[Given task] The entries below should be quoted exactly, with no pictures carried over.
▼
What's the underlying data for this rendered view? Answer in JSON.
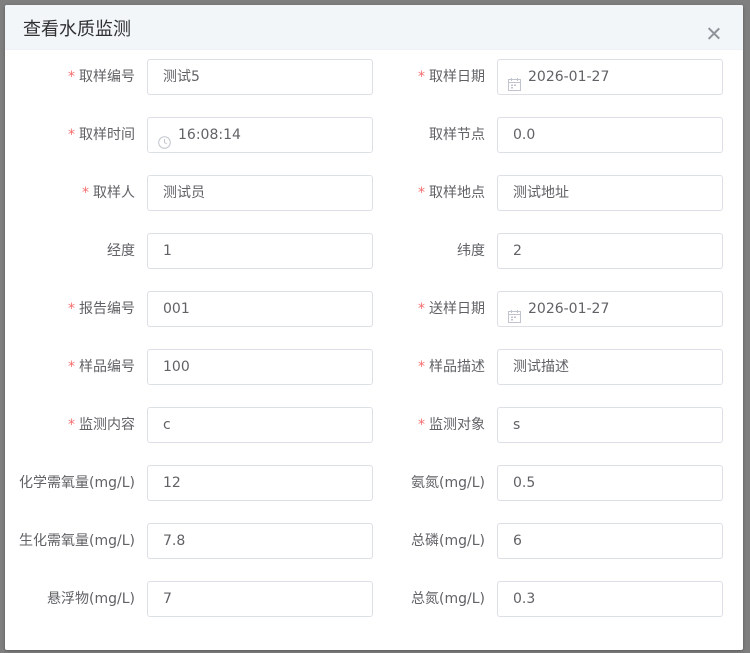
{
  "dialog": {
    "title": "查看水质监测"
  },
  "rows": [
    {
      "left": {
        "label": "取样编号",
        "required": "*",
        "value": "测试5"
      },
      "right": {
        "label": "取样日期",
        "required": "*",
        "value": "2026-01-27",
        "icon": "calendar-icon"
      }
    },
    {
      "left": {
        "label": "取样时间",
        "required": "*",
        "value": "16:08:14",
        "icon": "clock-icon"
      },
      "right": {
        "label": "取样节点",
        "required": "",
        "value": "0.0"
      }
    },
    {
      "left": {
        "label": "取样人",
        "required": "*",
        "value": "测试员"
      },
      "right": {
        "label": "取样地点",
        "required": "*",
        "value": "测试地址"
      }
    },
    {
      "left": {
        "label": "经度",
        "required": "",
        "value": "1"
      },
      "right": {
        "label": "纬度",
        "required": "",
        "value": "2"
      }
    },
    {
      "left": {
        "label": "报告编号",
        "required": "*",
        "value": "001"
      },
      "right": {
        "label": "送样日期",
        "required": "*",
        "value": "2026-01-27",
        "icon": "calendar-icon"
      }
    },
    {
      "left": {
        "label": "样品编号",
        "required": "*",
        "value": "100"
      },
      "right": {
        "label": "样品描述",
        "required": "*",
        "value": "测试描述"
      }
    },
    {
      "left": {
        "label": "监测内容",
        "required": "*",
        "value": "c"
      },
      "right": {
        "label": "监测对象",
        "required": "*",
        "value": "s"
      }
    },
    {
      "left": {
        "label": "化学需氧量(mg/L)",
        "required": "",
        "value": "12"
      },
      "right": {
        "label": "氨氮(mg/L)",
        "required": "",
        "value": "0.5"
      }
    },
    {
      "left": {
        "label": "生化需氧量(mg/L)",
        "required": "",
        "value": "7.8"
      },
      "right": {
        "label": "总磷(mg/L)",
        "required": "",
        "value": "6"
      }
    },
    {
      "left": {
        "label": "悬浮物(mg/L)",
        "required": "",
        "value": "7"
      },
      "right": {
        "label": "总氮(mg/L)",
        "required": "",
        "value": "0.3"
      }
    }
  ],
  "colors": {
    "required": "#f56c6c",
    "label": "#606266",
    "border": "#dcdfe6",
    "header_bg": "#f3f6f9",
    "overlay": "#7f7f7f"
  }
}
▲
[Output of the exercise]
What's the underlying data for this rendered view? Answer in JSON.
{
  "dialog": {
    "title": "查看水质监测"
  },
  "rows": [
    {
      "left": {
        "label": "取样编号",
        "required": "*",
        "value": "测试5"
      },
      "right": {
        "label": "取样日期",
        "required": "*",
        "value": "2026-01-27",
        "icon": "calendar-icon"
      }
    },
    {
      "left": {
        "label": "取样时间",
        "required": "*",
        "value": "16:08:14",
        "icon": "clock-icon"
      },
      "right": {
        "label": "取样节点",
        "required": "",
        "value": "0.0"
      }
    },
    {
      "left": {
        "label": "取样人",
        "required": "*",
        "value": "测试员"
      },
      "right": {
        "label": "取样地点",
        "required": "*",
        "value": "测试地址"
      }
    },
    {
      "left": {
        "label": "经度",
        "required": "",
        "value": "1"
      },
      "right": {
        "label": "纬度",
        "required": "",
        "value": "2"
      }
    },
    {
      "left": {
        "label": "报告编号",
        "required": "*",
        "value": "001"
      },
      "right": {
        "label": "送样日期",
        "required": "*",
        "value": "2026-01-27",
        "icon": "calendar-icon"
      }
    },
    {
      "left": {
        "label": "样品编号",
        "required": "*",
        "value": "100"
      },
      "right": {
        "label": "样品描述",
        "required": "*",
        "value": "测试描述"
      }
    },
    {
      "left": {
        "label": "监测内容",
        "required": "*",
        "value": "c"
      },
      "right": {
        "label": "监测对象",
        "required": "*",
        "value": "s"
      }
    },
    {
      "left": {
        "label": "化学需氧量(mg/L)",
        "required": "",
        "value": "12"
      },
      "right": {
        "label": "氨氮(mg/L)",
        "required": "",
        "value": "0.5"
      }
    },
    {
      "left": {
        "label": "生化需氧量(mg/L)",
        "required": "",
        "value": "7.8"
      },
      "right": {
        "label": "总磷(mg/L)",
        "required": "",
        "value": "6"
      }
    },
    {
      "left": {
        "label": "悬浮物(mg/L)",
        "required": "",
        "value": "7"
      },
      "right": {
        "label": "总氮(mg/L)",
        "required": "",
        "value": "0.3"
      }
    }
  ],
  "colors": {
    "required": "#f56c6c",
    "label": "#606266",
    "border": "#dcdfe6",
    "header_bg": "#f3f6f9",
    "overlay": "#7f7f7f"
  }
}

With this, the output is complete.